AIM – Select every line containing the word "content" from the material, and copy those lines.

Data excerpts

· · · · · · ·

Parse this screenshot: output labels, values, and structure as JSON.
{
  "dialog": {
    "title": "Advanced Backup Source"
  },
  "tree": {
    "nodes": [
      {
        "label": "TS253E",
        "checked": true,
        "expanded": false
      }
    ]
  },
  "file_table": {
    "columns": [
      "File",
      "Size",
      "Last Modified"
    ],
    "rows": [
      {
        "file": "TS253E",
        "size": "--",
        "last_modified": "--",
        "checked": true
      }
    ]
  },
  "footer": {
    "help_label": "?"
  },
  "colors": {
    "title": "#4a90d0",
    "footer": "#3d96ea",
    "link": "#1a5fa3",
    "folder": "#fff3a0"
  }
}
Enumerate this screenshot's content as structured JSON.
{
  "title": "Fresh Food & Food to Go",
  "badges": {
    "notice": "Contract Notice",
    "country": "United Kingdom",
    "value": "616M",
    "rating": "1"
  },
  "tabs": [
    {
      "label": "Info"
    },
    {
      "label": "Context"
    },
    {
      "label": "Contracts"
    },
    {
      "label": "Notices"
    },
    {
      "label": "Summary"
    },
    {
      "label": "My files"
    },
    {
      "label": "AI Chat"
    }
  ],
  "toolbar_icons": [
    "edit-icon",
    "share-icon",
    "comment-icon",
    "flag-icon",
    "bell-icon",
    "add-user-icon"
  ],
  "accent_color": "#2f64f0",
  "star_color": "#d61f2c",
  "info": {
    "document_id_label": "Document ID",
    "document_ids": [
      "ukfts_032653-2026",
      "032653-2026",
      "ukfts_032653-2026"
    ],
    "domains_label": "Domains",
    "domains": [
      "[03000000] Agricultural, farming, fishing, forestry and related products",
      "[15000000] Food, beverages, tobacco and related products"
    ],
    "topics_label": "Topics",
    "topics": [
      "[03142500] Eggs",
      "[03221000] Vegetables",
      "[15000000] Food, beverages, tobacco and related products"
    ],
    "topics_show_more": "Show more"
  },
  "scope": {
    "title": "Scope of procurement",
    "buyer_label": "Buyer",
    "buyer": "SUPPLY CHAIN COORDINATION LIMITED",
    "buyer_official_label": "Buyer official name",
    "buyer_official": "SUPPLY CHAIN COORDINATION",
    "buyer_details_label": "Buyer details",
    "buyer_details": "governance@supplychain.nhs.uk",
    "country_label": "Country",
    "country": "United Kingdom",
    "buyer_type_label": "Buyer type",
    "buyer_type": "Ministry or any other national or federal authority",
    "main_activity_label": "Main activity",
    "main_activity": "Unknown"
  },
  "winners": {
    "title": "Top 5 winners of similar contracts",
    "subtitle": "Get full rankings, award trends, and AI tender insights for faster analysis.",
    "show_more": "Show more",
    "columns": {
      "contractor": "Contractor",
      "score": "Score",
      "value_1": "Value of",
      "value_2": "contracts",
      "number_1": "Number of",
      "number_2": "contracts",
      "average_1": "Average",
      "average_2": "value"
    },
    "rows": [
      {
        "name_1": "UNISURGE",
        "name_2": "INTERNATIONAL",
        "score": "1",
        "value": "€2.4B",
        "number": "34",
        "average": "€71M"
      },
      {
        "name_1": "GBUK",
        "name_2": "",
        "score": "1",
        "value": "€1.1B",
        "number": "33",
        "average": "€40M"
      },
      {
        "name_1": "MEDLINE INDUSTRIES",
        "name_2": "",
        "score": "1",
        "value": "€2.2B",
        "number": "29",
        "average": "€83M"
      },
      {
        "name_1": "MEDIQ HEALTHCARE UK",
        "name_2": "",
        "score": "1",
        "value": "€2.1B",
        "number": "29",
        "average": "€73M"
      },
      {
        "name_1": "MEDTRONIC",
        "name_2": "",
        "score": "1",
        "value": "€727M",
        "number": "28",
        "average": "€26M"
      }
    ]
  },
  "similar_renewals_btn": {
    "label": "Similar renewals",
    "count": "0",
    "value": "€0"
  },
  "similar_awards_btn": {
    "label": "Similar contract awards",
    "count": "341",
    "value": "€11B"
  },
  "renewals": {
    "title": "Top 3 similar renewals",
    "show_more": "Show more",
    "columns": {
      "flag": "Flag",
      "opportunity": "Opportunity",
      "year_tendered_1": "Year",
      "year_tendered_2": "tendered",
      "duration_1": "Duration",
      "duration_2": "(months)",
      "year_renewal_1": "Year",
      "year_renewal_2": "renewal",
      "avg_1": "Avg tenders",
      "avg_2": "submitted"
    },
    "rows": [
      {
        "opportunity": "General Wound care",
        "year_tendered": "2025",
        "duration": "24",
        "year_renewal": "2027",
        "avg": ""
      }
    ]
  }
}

· · · · · · ·

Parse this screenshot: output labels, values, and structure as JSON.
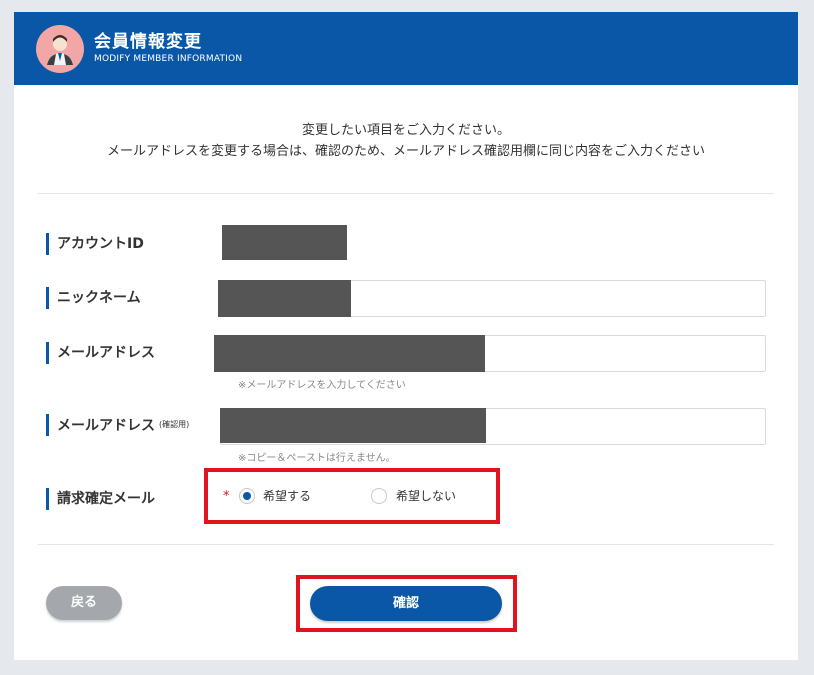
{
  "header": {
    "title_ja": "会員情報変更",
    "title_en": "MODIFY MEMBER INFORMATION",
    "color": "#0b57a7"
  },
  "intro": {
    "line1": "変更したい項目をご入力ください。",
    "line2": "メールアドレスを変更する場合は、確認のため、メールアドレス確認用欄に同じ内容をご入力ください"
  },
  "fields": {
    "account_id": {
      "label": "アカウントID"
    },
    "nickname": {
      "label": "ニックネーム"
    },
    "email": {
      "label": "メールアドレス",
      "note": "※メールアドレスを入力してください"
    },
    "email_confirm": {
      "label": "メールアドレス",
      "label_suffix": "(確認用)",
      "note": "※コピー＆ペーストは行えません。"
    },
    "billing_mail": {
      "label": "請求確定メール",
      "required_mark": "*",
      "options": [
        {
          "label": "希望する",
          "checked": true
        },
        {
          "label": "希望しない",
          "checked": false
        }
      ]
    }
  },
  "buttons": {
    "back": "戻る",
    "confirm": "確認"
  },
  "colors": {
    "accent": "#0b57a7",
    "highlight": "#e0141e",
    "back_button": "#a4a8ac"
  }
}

· · · · · · ·

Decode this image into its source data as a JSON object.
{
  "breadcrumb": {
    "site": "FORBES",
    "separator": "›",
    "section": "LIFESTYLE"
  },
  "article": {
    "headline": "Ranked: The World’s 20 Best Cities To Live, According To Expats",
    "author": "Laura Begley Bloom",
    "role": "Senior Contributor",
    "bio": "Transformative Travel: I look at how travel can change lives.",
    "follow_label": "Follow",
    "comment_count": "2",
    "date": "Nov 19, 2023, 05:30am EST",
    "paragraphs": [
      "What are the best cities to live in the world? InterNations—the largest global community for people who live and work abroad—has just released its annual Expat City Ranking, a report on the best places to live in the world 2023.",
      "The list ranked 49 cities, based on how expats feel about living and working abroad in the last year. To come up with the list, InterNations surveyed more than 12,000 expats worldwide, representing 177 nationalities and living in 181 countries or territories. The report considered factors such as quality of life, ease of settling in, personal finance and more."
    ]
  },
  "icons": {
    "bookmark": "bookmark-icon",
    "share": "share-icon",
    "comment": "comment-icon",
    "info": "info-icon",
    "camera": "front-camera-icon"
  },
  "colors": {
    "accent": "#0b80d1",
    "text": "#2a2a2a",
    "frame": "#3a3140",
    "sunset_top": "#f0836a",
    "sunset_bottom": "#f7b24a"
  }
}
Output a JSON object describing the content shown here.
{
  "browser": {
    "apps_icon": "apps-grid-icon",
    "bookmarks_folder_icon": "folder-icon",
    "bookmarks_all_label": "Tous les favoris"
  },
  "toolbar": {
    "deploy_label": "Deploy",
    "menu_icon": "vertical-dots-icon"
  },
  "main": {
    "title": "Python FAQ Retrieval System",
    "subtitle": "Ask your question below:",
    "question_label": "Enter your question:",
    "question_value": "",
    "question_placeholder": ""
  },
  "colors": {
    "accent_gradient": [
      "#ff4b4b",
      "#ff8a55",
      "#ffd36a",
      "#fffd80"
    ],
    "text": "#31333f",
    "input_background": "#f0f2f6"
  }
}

· · · · · · ·

RESULT FOR THIS TASK –
Enumerate this screenshot's content as structured JSON.
Output a JSON object describing the content shown here.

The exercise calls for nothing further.